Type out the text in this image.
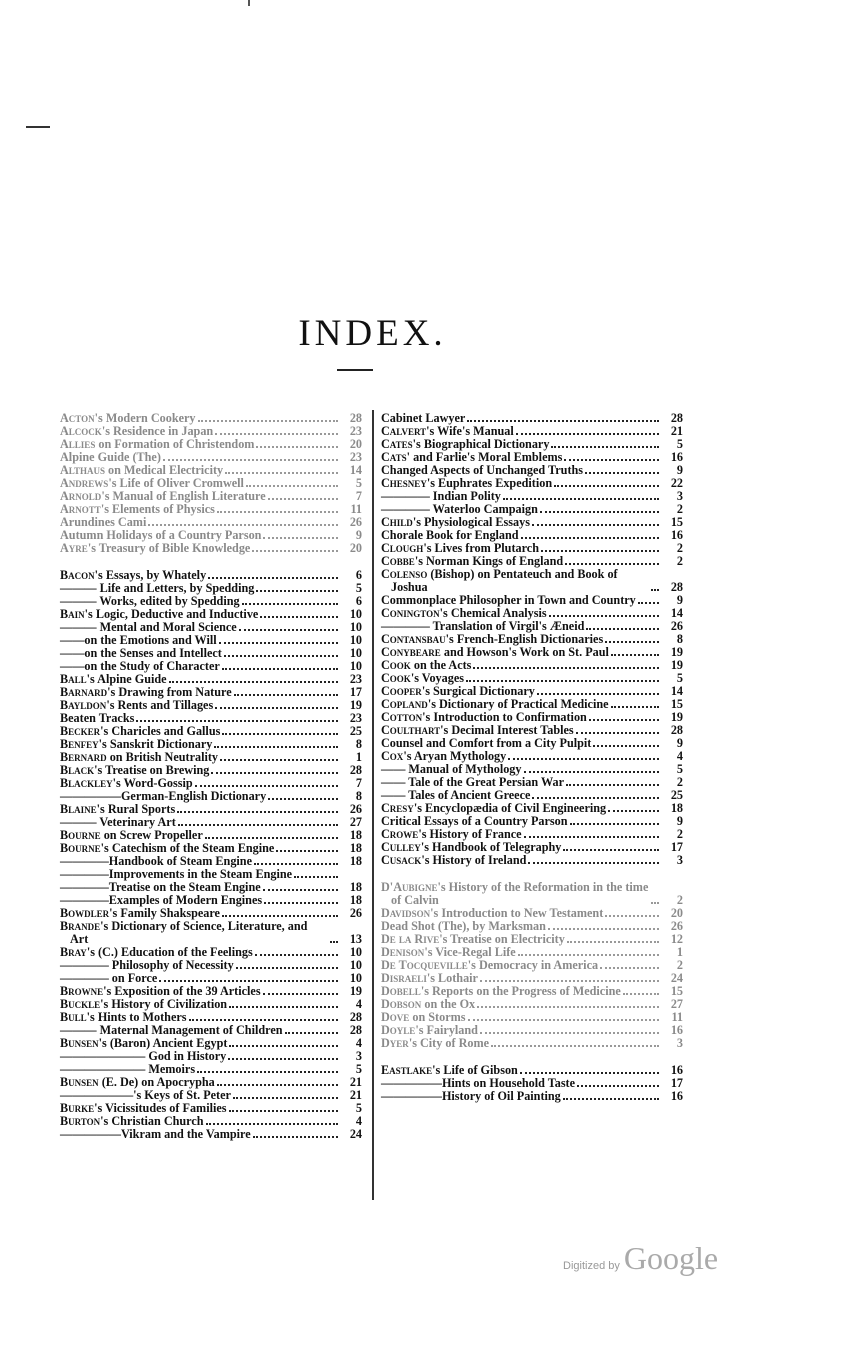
INDEX.
Acton's Modern Cookery	28
Alcock's Residence in Japan	23
Allies on Formation of Christendom	20
Alpine Guide (The)	23
Althaus on Medical Electricity	14
Andrews's Life of Oliver Cromwell	5
Arnold's Manual of English Literature	7
Arnott's Elements of Physics	11
Arundines Cami	26
Autumn Holidays of a Country Parson	9
Ayre's Treasury of Bible Knowledge	20
Bacon's Essays, by Whately	6
——— Life and Letters, by Spedding	5
——— Works, edited by Spedding	6
Bain's Logic, Deductive and Inductive	10
——— Mental and Moral Science	10
——on the Emotions and Will	10
——on the Senses and Intellect	10
——on the Study of Character	10
Ball's Alpine Guide	23
Barnard's Drawing from Nature	17
Bayldon's Rents and Tillages	19
Beaten Tracks	23
Becker's Charicles and Gallus	25
Benfey's Sanskrit Dictionary	8
Bernard on British Neutrality	1
Black's Treatise on Brewing	28
Blackley's Word-Gossip	7
—————German-English Dictionary	8
Blaine's Rural Sports	26
——— Veterinary Art	27
Bourne on Screw Propeller	18
Bourne's Catechism of the Steam Engine	18
————Handbook of Steam Engine	18
————Improvements in the Steam Engine
————Treatise on the Steam Engine	18
————Examples of Modern Engines	18
Bowdler's Family Shakspeare	26
Brande's Dictionary of Science, Literature, and Art	13
Bray's (C.) Education of the Feelings	10
———— Philosophy of Necessity	10
———— on Force	10
Browne's Exposition of the 39 Articles	19
Buckle's History of Civilization	4
Bull's Hints to Mothers	28
——— Maternal Management of Children	28
Bunsen's (Baron) Ancient Egypt	4
——————— God in History	3
——————— Memoirs	5
Bunsen (E. De) on Apocrypha	21
——————'s Keys of St. Peter	21
Burke's Vicissitudes of Families	5
Burton's Christian Church	4
—————Vikram and the Vampire	24
Cabinet Lawyer	28
Calvert's Wife's Manual	21
Cates's Biographical Dictionary	5
Cats' and Farlie's Moral Emblems	16
Changed Aspects of Unchanged Truths	9
Chesney's Euphrates Expedition	22
———— Indian Polity	3
———— Waterloo Campaign	2
Child's Physiological Essays	15
Chorale Book for England	16
Clough's Lives from Plutarch	2
Cobbe's Norman Kings of England	2
Colenso (Bishop) on Pentateuch and Book of Joshua	28
Commonplace Philosopher in Town and Country	9
Conington's Chemical Analysis	14
———— Translation of Virgil's Æneid	26
Contansbau's French-English Dictionaries	8
Conybeare and Howson's Work on St. Paul	19
Cook on the Acts	19
Cook's Voyages	5
Cooper's Surgical Dictionary	14
Copland's Dictionary of Practical Medicine	15
Cotton's Introduction to Confirmation	19
Coulthart's Decimal Interest Tables	28
Counsel and Comfort from a City Pulpit	9
Cox's Aryan Mythology	4
—— Manual of Mythology	5
—— Tale of the Great Persian War	2
—— Tales of Ancient Greece	25
Cresy's Encyclopædia of Civil Engineering	18
Critical Essays of a Country Parson	9
Crowe's History of France	2
Culley's Handbook of Telegraphy	17
Cusack's History of Ireland	3
D'Aubigne's History of the Reformation in the time of Calvin	2
Davidson's Introduction to New Testament	20
Dead Shot (The), by Marksman	26
De la Rive's Treatise on Electricity	12
Denison's Vice-Regal Life	1
De Tocqueville's Democracy in America	2
Disraeli's Lothair	24
Dobell's Reports on the Progress of Medicine	15
Dobson on the Ox	27
Dove on Storms	11
Doyle's Fairyland	16
Dyer's City of Rome	3
Eastlake's Life of Gibson	16
—————Hints on Household Taste	17
—————History of Oil Painting	16
Digitized by Google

···

• [TASK BRIEF]: Could you repeat all of the material exactly? Pictures should not be copied.

• [TASK OUTPUT]:
Type out the text in this image.
INDEX.
Acton's Modern Cookery	28
Alcock's Residence in Japan	23
Allies on Formation of Christendom	20
Alpine Guide (The)	23
Althaus on Medical Electricity	14
Andrews's Life of Oliver Cromwell	5
Arnold's Manual of English Literature	7
Arnott's Elements of Physics	11
Arundines Cami	26
Autumn Holidays of a Country Parson	9
Ayre's Treasury of Bible Knowledge	20
Bacon's Essays, by Whately	6
——— Life and Letters, by Spedding	5
——— Works, edited by Spedding	6
Bain's Logic, Deductive and Inductive	10
——— Mental and Moral Science	10
——on the Emotions and Will	10
——on the Senses and Intellect	10
——on the Study of Character	10
Ball's Alpine Guide	23
Barnard's Drawing from Nature	17
Bayldon's Rents and Tillages	19
Beaten Tracks	23
Becker's Charicles and Gallus	25
Benfey's Sanskrit Dictionary	8
Bernard on British Neutrality	1
Black's Treatise on Brewing	28
Blackley's Word-Gossip	7
—————German-English Dictionary	8
Blaine's Rural Sports	26
——— Veterinary Art	27
Bourne on Screw Propeller	18
Bourne's Catechism of the Steam Engine	18
————Handbook of Steam Engine	18
————Improvements in the Steam Engine
————Treatise on the Steam Engine	18
————Examples of Modern Engines	18
Bowdler's Family Shakspeare	26
Brande's Dictionary of Science, Literature, and Art	13
Bray's (C.) Education of the Feelings	10
———— Philosophy of Necessity	10
———— on Force	10
Browne's Exposition of the 39 Articles	19
Buckle's History of Civilization	4
Bull's Hints to Mothers	28
——— Maternal Management of Children	28
Bunsen's (Baron) Ancient Egypt	4
——————— God in History	3
——————— Memoirs	5
Bunsen (E. De) on Apocrypha	21
——————'s Keys of St. Peter	21
Burke's Vicissitudes of Families	5
Burton's Christian Church	4
—————Vikram and the Vampire	24
Cabinet Lawyer	28
Calvert's Wife's Manual	21
Cates's Biographical Dictionary	5
Cats' and Farlie's Moral Emblems	16
Changed Aspects of Unchanged Truths	9
Chesney's Euphrates Expedition	22
———— Indian Polity	3
———— Waterloo Campaign	2
Child's Physiological Essays	15
Chorale Book for England	16
Clough's Lives from Plutarch	2
Cobbe's Norman Kings of England	2
Colenso (Bishop) on Pentateuch and Book of Joshua	28
Commonplace Philosopher in Town and Country	9
Conington's Chemical Analysis	14
———— Translation of Virgil's Æneid	26
Contansbau's French-English Dictionaries	8
Conybeare and Howson's Work on St. Paul	19
Cook on the Acts	19
Cook's Voyages	5
Cooper's Surgical Dictionary	14
Copland's Dictionary of Practical Medicine	15
Cotton's Introduction to Confirmation	19
Coulthart's Decimal Interest Tables	28
Counsel and Comfort from a City Pulpit	9
Cox's Aryan Mythology	4
—— Manual of Mythology	5
—— Tale of the Great Persian War	2
—— Tales of Ancient Greece	25
Cresy's Encyclopædia of Civil Engineering	18
Critical Essays of a Country Parson	9
Crowe's History of France	2
Culley's Handbook of Telegraphy	17
Cusack's History of Ireland	3
D'Aubigne's History of the Reformation in the time of Calvin	2
Davidson's Introduction to New Testament	20
Dead Shot (The), by Marksman	26
De la Rive's Treatise on Electricity	12
Denison's Vice-Regal Life	1
De Tocqueville's Democracy in America	2
Disraeli's Lothair	24
Dobell's Reports on the Progress of Medicine	15
Dobson on the Ox	27
Dove on Storms	11
Doyle's Fairyland	16
Dyer's City of Rome	3
Eastlake's Life of Gibson	16
—————Hints on Household Taste	17
—————History of Oil Painting	16
Digitized by Google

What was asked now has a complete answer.